Directions:
Within the listing below, locate all lines containing the word "text". Copy each one.

[Extracted records]
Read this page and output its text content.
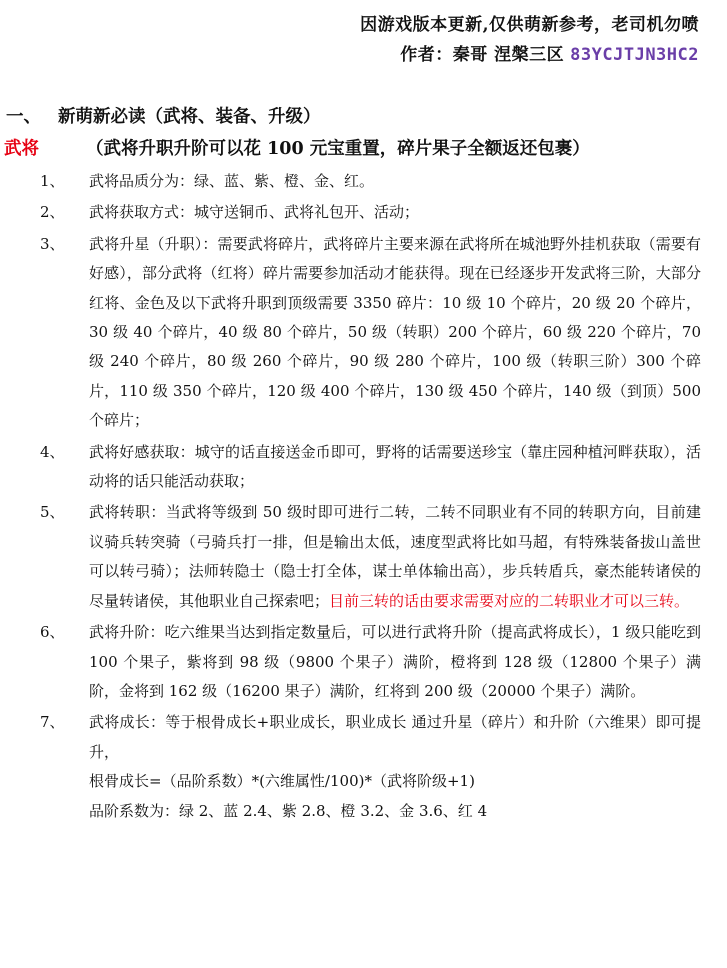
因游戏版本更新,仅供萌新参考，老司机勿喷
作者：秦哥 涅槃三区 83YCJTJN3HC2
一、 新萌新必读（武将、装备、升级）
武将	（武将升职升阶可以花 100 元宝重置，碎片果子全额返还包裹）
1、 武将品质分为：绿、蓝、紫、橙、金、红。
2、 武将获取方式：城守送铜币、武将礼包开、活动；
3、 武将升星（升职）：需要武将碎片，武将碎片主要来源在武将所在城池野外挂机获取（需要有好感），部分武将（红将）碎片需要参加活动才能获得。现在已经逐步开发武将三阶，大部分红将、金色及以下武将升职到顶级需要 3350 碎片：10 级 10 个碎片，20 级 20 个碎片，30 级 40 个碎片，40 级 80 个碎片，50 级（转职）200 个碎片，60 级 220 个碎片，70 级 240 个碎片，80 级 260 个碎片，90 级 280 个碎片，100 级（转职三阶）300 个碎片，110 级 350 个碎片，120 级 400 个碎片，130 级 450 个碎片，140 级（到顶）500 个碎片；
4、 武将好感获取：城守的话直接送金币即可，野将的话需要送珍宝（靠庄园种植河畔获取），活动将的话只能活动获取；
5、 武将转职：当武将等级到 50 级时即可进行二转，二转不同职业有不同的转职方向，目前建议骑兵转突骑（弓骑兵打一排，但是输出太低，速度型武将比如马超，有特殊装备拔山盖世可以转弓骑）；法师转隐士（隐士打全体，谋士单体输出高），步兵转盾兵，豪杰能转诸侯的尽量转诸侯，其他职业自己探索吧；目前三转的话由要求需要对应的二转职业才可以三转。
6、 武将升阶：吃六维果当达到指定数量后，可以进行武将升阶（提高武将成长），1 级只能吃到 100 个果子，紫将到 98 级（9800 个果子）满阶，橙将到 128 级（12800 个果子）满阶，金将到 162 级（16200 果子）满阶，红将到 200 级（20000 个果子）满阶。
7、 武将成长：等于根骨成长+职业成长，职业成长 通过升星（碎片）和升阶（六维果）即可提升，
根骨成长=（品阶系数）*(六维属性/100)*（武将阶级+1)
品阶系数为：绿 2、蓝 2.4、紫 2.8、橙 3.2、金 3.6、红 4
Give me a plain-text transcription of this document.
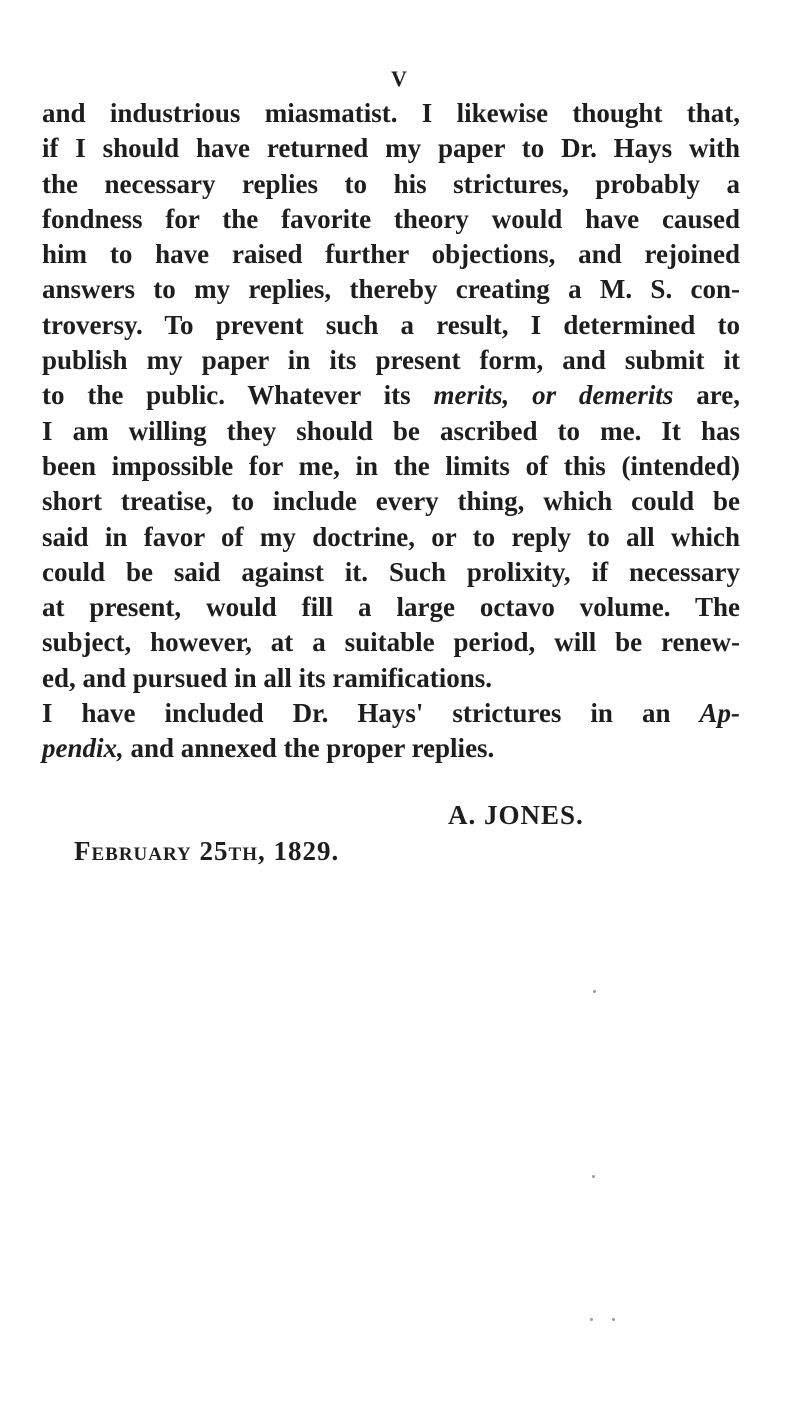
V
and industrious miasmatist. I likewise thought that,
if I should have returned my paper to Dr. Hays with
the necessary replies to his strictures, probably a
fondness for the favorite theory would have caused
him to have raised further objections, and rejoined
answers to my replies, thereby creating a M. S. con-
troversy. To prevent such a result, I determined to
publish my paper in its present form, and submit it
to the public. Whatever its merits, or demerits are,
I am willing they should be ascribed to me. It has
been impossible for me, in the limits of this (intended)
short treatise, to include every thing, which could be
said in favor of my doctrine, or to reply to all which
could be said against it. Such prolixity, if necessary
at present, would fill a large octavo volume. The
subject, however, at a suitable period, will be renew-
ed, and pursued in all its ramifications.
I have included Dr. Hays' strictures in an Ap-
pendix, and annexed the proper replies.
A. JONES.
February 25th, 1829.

Solution:
Read this page and output its text content.
Give me a plain-text transcription of this document.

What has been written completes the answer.